#### [REQUIREMENT]
Skip any picture you find and retype all the remaining lines exactly.

(Dataset items)
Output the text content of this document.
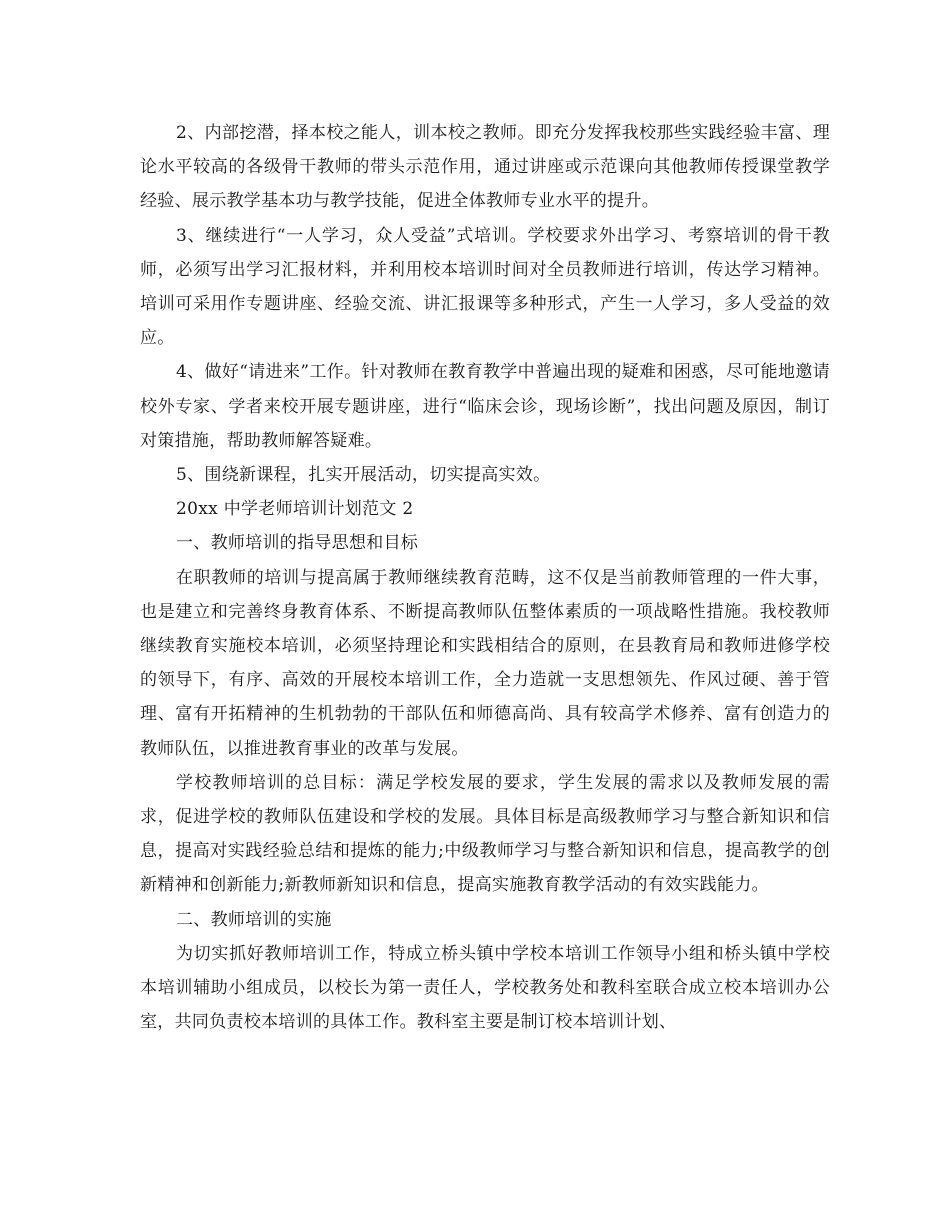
2、内部挖潜，择本校之能人，训本校之教师。即充分发挥我校那些实践经验丰富、理论水平较高的各级骨干教师的带头示范作用，通过讲座或示范课向其他教师传授课堂教学经验、展示教学基本功与教学技能，促进全体教师专业水平的提升。

3、继续进行“一人学习，众人受益”式培训。学校要求外出学习、考察培训的骨干教师，必须写出学习汇报材料，并利用校本培训时间对全员教师进行培训，传达学习精神。培训可采用作专题讲座、经验交流、讲汇报课等多种形式，产生一人学习，多人受益的效应。

4、做好“请进来”工作。针对教师在教育教学中普遍出现的疑难和困惑，尽可能地邀请校外专家、学者来校开展专题讲座，进行“临床会诊，现场诊断”，找出问题及原因，制订对策措施，帮助教师解答疑难。

5、围绕新课程，扎实开展活动，切实提高实效。

20xx 中学老师培训计划范文 2

一、教师培训的指导思想和目标

在职教师的培训与提高属于教师继续教育范畴，这不仅是当前教师管理的一件大事，也是建立和完善终身教育体系、不断提高教师队伍整体素质的一项战略性措施。我校教师继续教育实施校本培训，必须坚持理论和实践相结合的原则，在县教育局和教师进修学校的领导下，有序、高效的开展校本培训工作，全力造就一支思想领先、作风过硬、善于管理、富有开拓精神的生机勃勃的干部队伍和师德高尚、具有较高学术修养、富有创造力的教师队伍，以推进教育事业的改革与发展。

学校教师培训的总目标：满足学校发展的要求，学生发展的需求以及教师发展的需求，促进学校的教师队伍建设和学校的发展。具体目标是高级教师学习与整合新知识和信息，提高对实践经验总结和提炼的能力;中级教师学习与整合新知识和信息，提高教学的创新精神和创新能力;新教师新知识和信息，提高实施教育教学活动的有效实践能力。

二、教师培训的实施

为切实抓好教师培训工作，特成立桥头镇中学校本培训工作领导小组和桥头镇中学校本培训辅助小组成员，以校长为第一责任人，学校教务处和教科室联合成立校本培训办公室，共同负责校本培训的具体工作。教科室主要是制订校本培训计划、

#### [SOLUTION TO THIS TASK]
Output the text content of this document.
2、内部挖潜，择本校之能人，训本校之教师。即充分发挥我校那些实践经验丰富、理论水平较高的各级骨干教师的带头示范作用，通过讲座或示范课向其他教师传授课堂教学经验、展示教学基本功与教学技能，促进全体教师专业水平的提升。

3、继续进行“一人学习，众人受益”式培训。学校要求外出学习、考察培训的骨干教师，必须写出学习汇报材料，并利用校本培训时间对全员教师进行培训，传达学习精神。培训可采用作专题讲座、经验交流、讲汇报课等多种形式，产生一人学习，多人受益的效应。

4、做好“请进来”工作。针对教师在教育教学中普遍出现的疑难和困惑，尽可能地邀请校外专家、学者来校开展专题讲座，进行“临床会诊，现场诊断”，找出问题及原因，制订对策措施，帮助教师解答疑难。

5、围绕新课程，扎实开展活动，切实提高实效。

20xx 中学老师培训计划范文 2

一、教师培训的指导思想和目标

在职教师的培训与提高属于教师继续教育范畴，这不仅是当前教师管理的一件大事，也是建立和完善终身教育体系、不断提高教师队伍整体素质的一项战略性措施。我校教师继续教育实施校本培训，必须坚持理论和实践相结合的原则，在县教育局和教师进修学校的领导下，有序、高效的开展校本培训工作，全力造就一支思想领先、作风过硬、善于管理、富有开拓精神的生机勃勃的干部队伍和师德高尚、具有较高学术修养、富有创造力的教师队伍，以推进教育事业的改革与发展。

学校教师培训的总目标：满足学校发展的要求，学生发展的需求以及教师发展的需求，促进学校的教师队伍建设和学校的发展。具体目标是高级教师学习与整合新知识和信息，提高对实践经验总结和提炼的能力;中级教师学习与整合新知识和信息，提高教学的创新精神和创新能力;新教师新知识和信息，提高实施教育教学活动的有效实践能力。

二、教师培训的实施

为切实抓好教师培训工作，特成立桥头镇中学校本培训工作领导小组和桥头镇中学校本培训辅助小组成员，以校长为第一责任人，学校教务处和教科室联合成立校本培训办公室，共同负责校本培训的具体工作。教科室主要是制订校本培训计划、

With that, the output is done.